• DATASET CONTENT:
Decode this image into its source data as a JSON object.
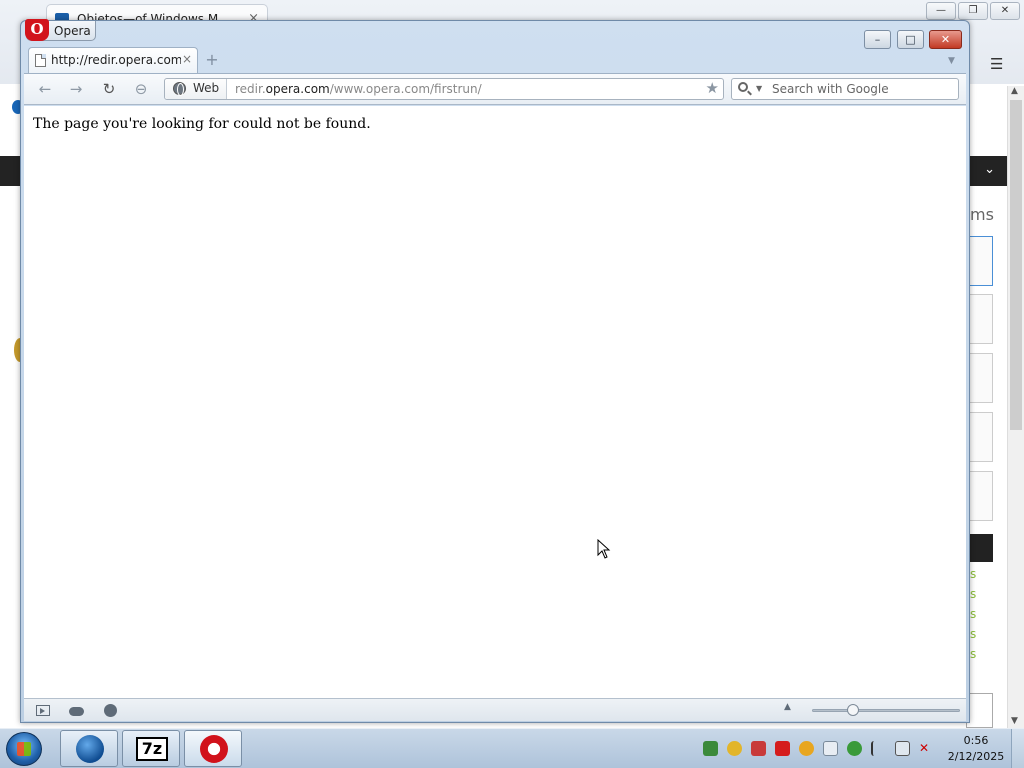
{
  "background_window": {
    "tab_title": "Objetos—of Windows M...",
    "menu_icon": "hamburger-icon",
    "heading_fragment": "ms",
    "link_fragment": "s",
    "controls": {
      "min": "—",
      "max": "❐",
      "close": "✕"
    }
  },
  "opera": {
    "menu_button_label": "Opera",
    "window_controls": {
      "min": "–",
      "max": "□",
      "close": "✕"
    },
    "tab": {
      "title": "http://redir.opera.com...",
      "close": "×"
    },
    "new_tab": "+",
    "toolbar": {
      "back": "←",
      "forward": "→",
      "reload": "↻",
      "key": "⊖"
    },
    "address": {
      "type_label": "Web",
      "url_prefix": "redir.",
      "url_domain": "opera.com",
      "url_path": "/www.opera.com/firstrun/",
      "star": "★"
    },
    "search": {
      "placeholder": "Search with Google"
    },
    "content": {
      "message": "The page you're looking for could not be found."
    },
    "statusbar": {
      "up_arrow": "▲"
    }
  },
  "taskbar": {
    "apps": [
      {
        "name": "Internet Explorer",
        "icon": "ie-icon"
      },
      {
        "name": "7-Zip",
        "icon": "7zip-icon",
        "label": "7z"
      },
      {
        "name": "Opera",
        "icon": "opera-icon"
      }
    ],
    "clock": {
      "time": "0:56",
      "date": "2/12/2025"
    }
  }
}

• WHAT IS BEING ASKED:
Keep the pictures out of the copy and write out the data exactly as it stands.

• CORRECT OUTPUT:
Decode this image into its source data as a JSON object.
{
  "background_window": {
    "tab_title": "Objetos—of Windows M...",
    "menu_icon": "hamburger-icon",
    "heading_fragment": "ms",
    "link_fragment": "s",
    "controls": {
      "min": "—",
      "max": "❐",
      "close": "✕"
    }
  },
  "opera": {
    "menu_button_label": "Opera",
    "window_controls": {
      "min": "–",
      "max": "□",
      "close": "✕"
    },
    "tab": {
      "title": "http://redir.opera.com...",
      "close": "×"
    },
    "new_tab": "+",
    "toolbar": {
      "back": "←",
      "forward": "→",
      "reload": "↻",
      "key": "⊖"
    },
    "address": {
      "type_label": "Web",
      "url_prefix": "redir.",
      "url_domain": "opera.com",
      "url_path": "/www.opera.com/firstrun/",
      "star": "★"
    },
    "search": {
      "placeholder": "Search with Google"
    },
    "content": {
      "message": "The page you're looking for could not be found."
    },
    "statusbar": {
      "up_arrow": "▲"
    }
  },
  "taskbar": {
    "apps": [
      {
        "name": "Internet Explorer",
        "icon": "ie-icon"
      },
      {
        "name": "7-Zip",
        "icon": "7zip-icon",
        "label": "7z"
      },
      {
        "name": "Opera",
        "icon": "opera-icon"
      }
    ],
    "clock": {
      "time": "0:56",
      "date": "2/12/2025"
    }
  }
}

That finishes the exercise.